**** Given information
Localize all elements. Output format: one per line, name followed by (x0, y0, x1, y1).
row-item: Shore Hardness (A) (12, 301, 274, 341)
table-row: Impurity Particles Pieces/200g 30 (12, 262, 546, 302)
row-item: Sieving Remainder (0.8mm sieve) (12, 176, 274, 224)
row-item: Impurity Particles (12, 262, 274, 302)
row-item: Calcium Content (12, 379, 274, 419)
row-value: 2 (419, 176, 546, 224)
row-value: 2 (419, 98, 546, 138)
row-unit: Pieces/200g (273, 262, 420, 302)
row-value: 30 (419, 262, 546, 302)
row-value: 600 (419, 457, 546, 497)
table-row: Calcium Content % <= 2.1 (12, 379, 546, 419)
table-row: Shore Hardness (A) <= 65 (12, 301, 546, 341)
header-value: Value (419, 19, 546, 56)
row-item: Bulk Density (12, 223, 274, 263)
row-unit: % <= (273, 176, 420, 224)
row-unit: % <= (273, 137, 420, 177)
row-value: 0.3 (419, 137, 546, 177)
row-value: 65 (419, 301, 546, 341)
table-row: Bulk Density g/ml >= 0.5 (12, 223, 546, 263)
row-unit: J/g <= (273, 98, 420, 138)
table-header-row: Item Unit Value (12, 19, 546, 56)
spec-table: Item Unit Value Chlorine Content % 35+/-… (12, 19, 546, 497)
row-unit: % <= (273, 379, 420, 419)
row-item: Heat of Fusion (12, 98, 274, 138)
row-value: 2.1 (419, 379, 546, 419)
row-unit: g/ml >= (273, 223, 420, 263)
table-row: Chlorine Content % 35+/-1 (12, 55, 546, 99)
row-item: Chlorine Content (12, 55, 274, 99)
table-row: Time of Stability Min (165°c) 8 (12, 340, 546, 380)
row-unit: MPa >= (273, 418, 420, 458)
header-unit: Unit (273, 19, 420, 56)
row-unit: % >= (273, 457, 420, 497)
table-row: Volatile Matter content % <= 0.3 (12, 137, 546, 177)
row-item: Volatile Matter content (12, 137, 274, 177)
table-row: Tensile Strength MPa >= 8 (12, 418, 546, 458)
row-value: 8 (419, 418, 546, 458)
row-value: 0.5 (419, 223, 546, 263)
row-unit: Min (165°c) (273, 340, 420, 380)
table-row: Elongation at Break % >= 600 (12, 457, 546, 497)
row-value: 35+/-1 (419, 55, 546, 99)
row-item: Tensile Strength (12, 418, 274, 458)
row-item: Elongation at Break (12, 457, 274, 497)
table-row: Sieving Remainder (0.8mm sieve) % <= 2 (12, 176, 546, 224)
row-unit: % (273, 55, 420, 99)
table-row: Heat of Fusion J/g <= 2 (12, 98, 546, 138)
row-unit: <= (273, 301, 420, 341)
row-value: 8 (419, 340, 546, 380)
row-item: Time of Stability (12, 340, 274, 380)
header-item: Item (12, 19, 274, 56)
********
**** Given information
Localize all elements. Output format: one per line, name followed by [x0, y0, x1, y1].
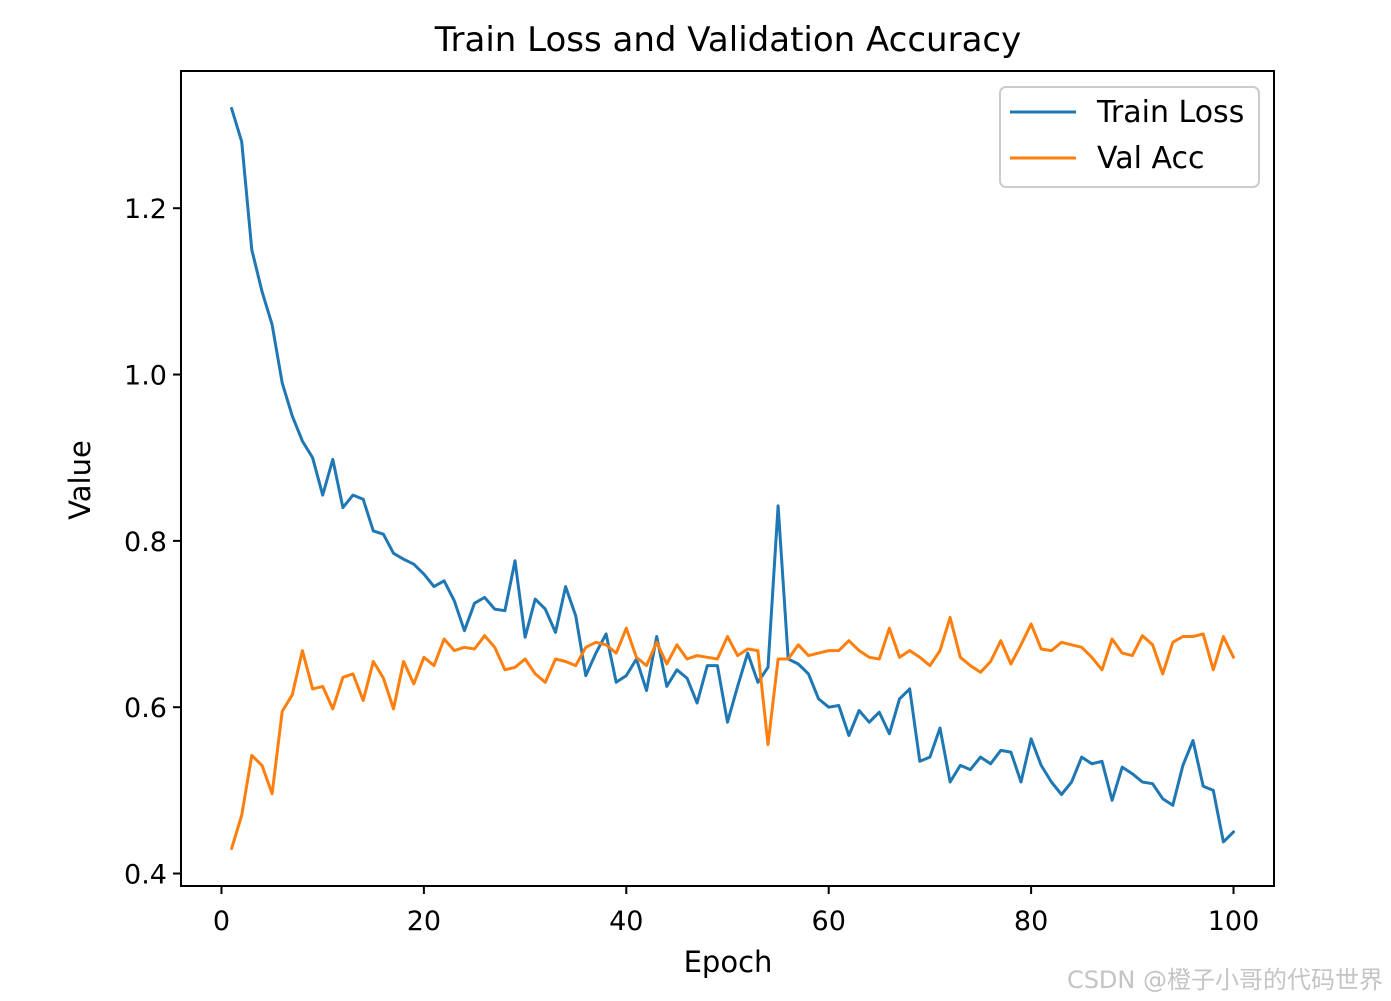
********
**** Given information
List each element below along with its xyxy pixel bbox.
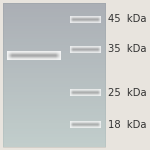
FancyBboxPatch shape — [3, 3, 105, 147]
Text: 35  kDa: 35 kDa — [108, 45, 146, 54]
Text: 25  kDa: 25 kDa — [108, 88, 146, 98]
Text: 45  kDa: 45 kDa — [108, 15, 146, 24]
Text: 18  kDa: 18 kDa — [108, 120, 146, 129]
********
Task brief> Repeat the lines from the one with "List each element" up to and including the one with "120, 146, 129]", switching "pixel bbox" to "pixel bounding box" and changing nothing else. Leave the pictures out.

Answer to this problem>
List each element below along with its xyxy pixel bounding box.
FancyBboxPatch shape — [3, 3, 105, 147]
Text: 35  kDa: 35 kDa — [108, 45, 146, 54]
Text: 25  kDa: 25 kDa — [108, 88, 146, 98]
Text: 45  kDa: 45 kDa — [108, 15, 146, 24]
Text: 18  kDa: 18 kDa — [108, 120, 146, 129]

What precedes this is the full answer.